:: Exercise material ::

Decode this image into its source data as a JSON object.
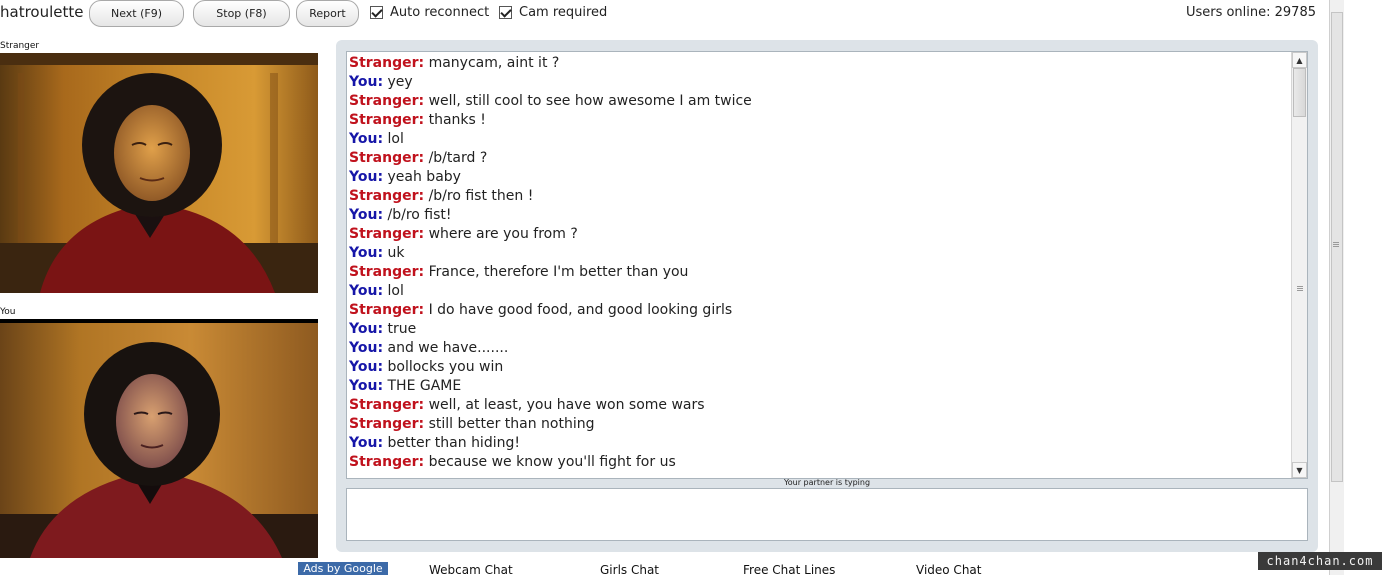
{
  "header": {
    "brand": "hatroulette",
    "next_label": "Next (F9)",
    "stop_label": "Stop (F8)",
    "report_label": "Report",
    "auto_reconnect_label": "Auto reconnect",
    "cam_required_label": "Cam required",
    "users_online": "Users online: 29785"
  },
  "video": {
    "stranger_label": "Stranger",
    "you_label": "You"
  },
  "chat": {
    "messages": [
      {
        "who": "Stranger:",
        "text": "manycam, aint it ?"
      },
      {
        "who": "You:",
        "text": "yey"
      },
      {
        "who": "Stranger:",
        "text": "well, still cool to see how awesome I am twice"
      },
      {
        "who": "Stranger:",
        "text": "thanks !"
      },
      {
        "who": "You:",
        "text": "lol"
      },
      {
        "who": "Stranger:",
        "text": "/b/tard ?"
      },
      {
        "who": "You:",
        "text": "yeah baby"
      },
      {
        "who": "Stranger:",
        "text": "/b/ro fist then !"
      },
      {
        "who": "You:",
        "text": "/b/ro fist!"
      },
      {
        "who": "Stranger:",
        "text": "where are you from ?"
      },
      {
        "who": "You:",
        "text": "uk"
      },
      {
        "who": "Stranger:",
        "text": "France, therefore I'm better than you"
      },
      {
        "who": "You:",
        "text": "lol"
      },
      {
        "who": "Stranger:",
        "text": "I do have good food, and good looking girls"
      },
      {
        "who": "You:",
        "text": "true"
      },
      {
        "who": "You:",
        "text": "and we have......."
      },
      {
        "who": "You:",
        "text": "bollocks you win"
      },
      {
        "who": "You:",
        "text": "THE GAME"
      },
      {
        "who": "Stranger:",
        "text": "well, at least, you have won some wars"
      },
      {
        "who": "Stranger:",
        "text": "still better than nothing"
      },
      {
        "who": "You:",
        "text": "better than hiding!"
      },
      {
        "who": "Stranger:",
        "text": "because we know you'll fight for us"
      }
    ],
    "typing_status": "Your partner is typing",
    "colors": {
      "stranger": "#c0121d",
      "you": "#1616a8"
    }
  },
  "footer": {
    "ads_label": "Ads by Google",
    "links": [
      "Webcam Chat",
      "Girls Chat",
      "Free Chat Lines",
      "Video Chat"
    ]
  },
  "watermark": "chan4chan.com"
}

:::

- Aim
Report each line in the preceding entries that holds the string "well".

- The solution
        "text": "well, still cool to see how awesome I am twice"
        "text": "well, at least, you have won some wars"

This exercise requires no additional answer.